**STATED PROBLEM**
Give the lines of the listing below as a Markdown table with the columns Row and Line, numbering each row and leaving out blank lines. Leave the pictures out of your answer.

Stored items from a collection:
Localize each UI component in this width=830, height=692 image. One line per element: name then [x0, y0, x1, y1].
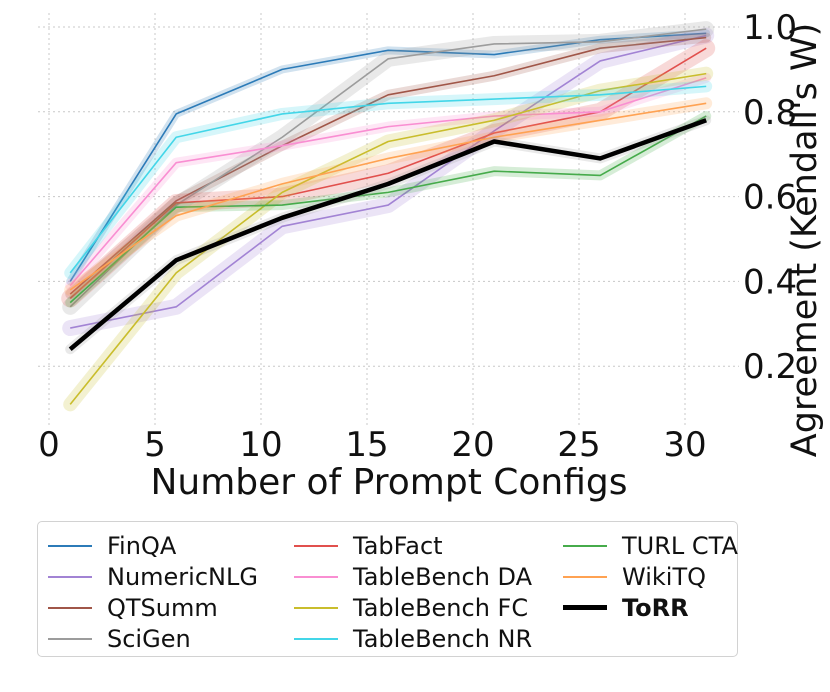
- series-line-finqa: [69, 32, 707, 282]
- legend-label-finqa: FinQA: [107, 531, 177, 560]
- legend-label-torr: ToRR: [622, 593, 689, 622]
- legend-item-qtsumm: QTSumm: [48, 592, 294, 623]
- legend-item-finqa: FinQA: [48, 530, 294, 561]
- series-line-wikitq: [69, 102, 707, 291]
- y-tick-label-0.4: 0.4: [743, 262, 797, 302]
- legend-swatch-qtsumm: [48, 606, 92, 609]
- series-line-qtsumm: [69, 36, 707, 295]
- legend-item-wikitq: WikiTQ: [563, 561, 738, 592]
- legend-swatch-tabfact: [294, 544, 338, 547]
- legend-swatch-numericnlg: [48, 575, 92, 578]
- legend-item-scigen: SciGen: [48, 623, 294, 654]
- legend-label-tablebench-fc: TableBench FC: [353, 593, 529, 622]
- x-tick-label-15: 15: [345, 425, 388, 465]
- y-tick-label-0.2: 0.2: [743, 347, 797, 387]
- legend-swatch-finqa: [48, 544, 92, 547]
- legend-label-qtsumm: QTSumm: [107, 593, 218, 622]
- series-line-tablebench-fc: [69, 72, 707, 405]
- legend-item-tabfact: TabFact: [294, 530, 563, 561]
- x-tick-label-20: 20: [451, 425, 494, 465]
- legend-item-torr: ToRR: [563, 592, 738, 623]
- y-tick-label-0.6: 0.6: [743, 178, 797, 218]
- x-tick-label-25: 25: [557, 425, 600, 465]
- series-line-torr: [68, 118, 707, 351]
- legend-label-wikitq: WikiTQ: [622, 562, 706, 591]
- legend-item-turl-cta: TURL CTA: [563, 530, 738, 561]
- legend-swatch-scigen: [48, 637, 92, 640]
- y-tick-label-1.0: 1.0: [743, 8, 797, 48]
- legend-swatch-tablebench-fc: [294, 606, 338, 609]
- series-line-turl-cta: [69, 115, 707, 304]
- legend-label-numericnlg: NumericNLG: [107, 562, 258, 591]
- legend-item-tablebench-da: TableBench DA: [294, 561, 563, 592]
- x-tick-label-0: 0: [38, 425, 60, 465]
- legend-swatch-turl-cta: [563, 544, 607, 547]
- legend-label-tabfact: TabFact: [353, 531, 443, 560]
- x-axis-title: Number of Prompt Configs: [150, 462, 627, 503]
- y-tick-label-0.8: 0.8: [743, 93, 797, 133]
- legend-swatch-wikitq: [563, 575, 607, 578]
- y-axis-title: Agreement (Kendall's W): [785, 23, 825, 457]
- legend-swatch-tablebench-da: [294, 575, 338, 578]
- legend: FinQA NumericNLG QTSumm SciGen TabFact TableB…: [37, 521, 738, 657]
- legend-swatch-tablebench-nr: [294, 637, 338, 640]
- legend-label-turl-cta: TURL CTA: [622, 531, 738, 560]
- legend-item-numericnlg: NumericNLG: [48, 561, 294, 592]
- legend-label-scigen: SciGen: [107, 624, 191, 653]
- x-tick-label-10: 10: [239, 425, 282, 465]
- legend-item-tablebench-fc: TableBench FC: [294, 592, 563, 623]
- legend-item-tablebench-nr: TableBench NR: [294, 623, 563, 654]
- series-line-numericnlg: [70, 34, 707, 329]
- series-line-tablebench-nr: [69, 85, 707, 274]
- series-line-tablebench-da: [69, 77, 707, 287]
- series-line-scigen: [69, 28, 707, 308]
- legend-swatch-torr: [563, 605, 607, 610]
- x-tick-label-30: 30: [663, 425, 706, 465]
- legend-grid: FinQA NumericNLG QTSumm SciGen TabFact TableB…: [48, 530, 738, 654]
- legend-label-tablebench-nr: TableBench NR: [353, 624, 533, 653]
- legend-label-tablebench-da: TableBench DA: [353, 562, 533, 591]
- x-tick-label-5: 5: [144, 425, 166, 465]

**FINAL RESULT**
| Row | Line |
|---|---|
| 1 | Localize each UI component in this width=830, height=692 image. One line per element: name then [x0, y0, x1, y1]. |
| 2 | - series-line-finqa: [69, 32, 707, 282] |
| 3 | - legend-label-finqa: FinQA: [107, 531, 177, 560] |
| 4 | - legend-label-torr: ToRR: [622, 593, 689, 622] |
| 5 | - legend-item-qtsumm: QTSumm: [48, 592, 294, 623] |
| 6 | - legend-item-finqa: FinQA: [48, 530, 294, 561] |
| 7 | - series-line-wikitq: [69, 102, 707, 291] |
| 8 | - y-tick-label-0.4: 0.4: [743, 262, 797, 302] |
| 9 | - legend-swatch-qtsumm: [48, 606, 92, 609] |
| 10 | - series-line-qtsumm: [69, 36, 707, 295] |
| 11 | - legend-item-wikitq: WikiTQ: [563, 561, 738, 592] |
| 12 | - legend-swatch-tabfact: [294, 544, 338, 547] |
| 13 | - legend-swatch-numericnlg: [48, 575, 92, 578] |
| 14 | - legend-item-scigen: SciGen: [48, 623, 294, 654] |
| 15 | - legend-label-tablebench-fc: TableBench FC: [353, 593, 529, 622] |
| 16 | - x-tick-label-15: 15: [345, 425, 388, 465] |
| 17 | - y-tick-label-0.2: 0.2: [743, 347, 797, 387] |
| 18 | - legend-swatch-finqa: [48, 544, 92, 547] |
| 19 | - legend-label-qtsumm: QTSumm: [107, 593, 218, 622] |
| 20 | - series-line-tablebench-fc: [69, 72, 707, 405] |
| 21 | - legend-item-tabfact: TabFact: [294, 530, 563, 561] |
| 22 | - x-tick-label-20: 20: [451, 425, 494, 465] |
| 23 | - legend-item-torr: ToRR: [563, 592, 738, 623] |
| 24 | - y-tick-label-0.6: 0.6: [743, 178, 797, 218] |
| 25 | - x-tick-label-25: 25: [557, 425, 600, 465] |
| 26 | - series-line-torr: [68, 118, 707, 351] |
| 27 | - legend-label-wikitq: WikiTQ: [622, 562, 706, 591] |
| 28 | - legend-item-turl-cta: TURL CTA: [563, 530, 738, 561] |
| 29 | - legend-swatch-scigen: [48, 637, 92, 640] |
| 30 | - y-tick-label-1.0: 1.0: [743, 8, 797, 48] |
| 31 | - legend-swatch-tablebench-fc: [294, 606, 338, 609] |
| 32 | - series-line-turl-cta: [69, 115, 707, 304] |
| 33 | - legend-label-numericnlg: NumericNLG: [107, 562, 258, 591] |
| 34 | - legend-item-tablebench-da: TableBench DA: [294, 561, 563, 592] |
| 35 | - x-tick-label-0: 0: [38, 425, 60, 465] |
| 36 | - legend-swatch-turl-cta: [563, 544, 607, 547] |
| 37 | - legend-label-tabfact: TabFact: [353, 531, 443, 560] |
| 38 | - x-axis-title: Number of Prompt Configs: [150, 462, 627, 503] |
| 39 | - y-tick-label-0.8: 0.8: [743, 93, 797, 133] |
| 40 | - legend-swatch-wikitq: [563, 575, 607, 578] |
| 41 | - y-axis-title: Agreement (Kendall's W): [785, 23, 825, 457] |
| 42 | - legend-swatch-tablebench-da: [294, 575, 338, 578] |
| 43 | - legend: FinQA NumericNLG QTSumm SciGen TabFact TableB…: [37, 521, 738, 657] |
| 44 | - legend-swatch-tablebench-nr: [294, 637, 338, 640] |
| 45 | - legend-label-turl-cta: TURL CTA: [622, 531, 738, 560] |
| 46 | - legend-item-numericnlg: NumericNLG: [48, 561, 294, 592] |
| 47 | - legend-label-scigen: SciGen: [107, 624, 191, 653] |
| 48 | - x-tick-label-10: 10: [239, 425, 282, 465] |
| 49 | - legend-item-tablebench-fc: TableBench FC: [294, 592, 563, 623] |
| 50 | - legend-item-tablebench-nr: TableBench NR: [294, 623, 563, 654] |
| 51 | - series-line-numericnlg: [70, 34, 707, 329] |
| 52 | - series-line-tablebench-nr: [69, 85, 707, 274] |
| 53 | - series-line-tablebench-da: [69, 77, 707, 287] |
| 54 | - series-line-scigen: [69, 28, 707, 308] |
| 55 | - legend-swatch-torr: [563, 605, 607, 610] |
| 56 | - x-tick-label-30: 30: [663, 425, 706, 465] |
| 57 | - legend-grid: FinQA NumericNLG QTSumm SciGen TabFact TableB…: [48, 530, 738, 654] |
| 58 | - legend-label-tablebench-nr: TableBench NR: [353, 624, 533, 653] |
| 59 | - legend-label-tablebench-da: TableBench DA: [353, 562, 533, 591] |
| 60 | - x-tick-label-5: 5: [144, 425, 166, 465] |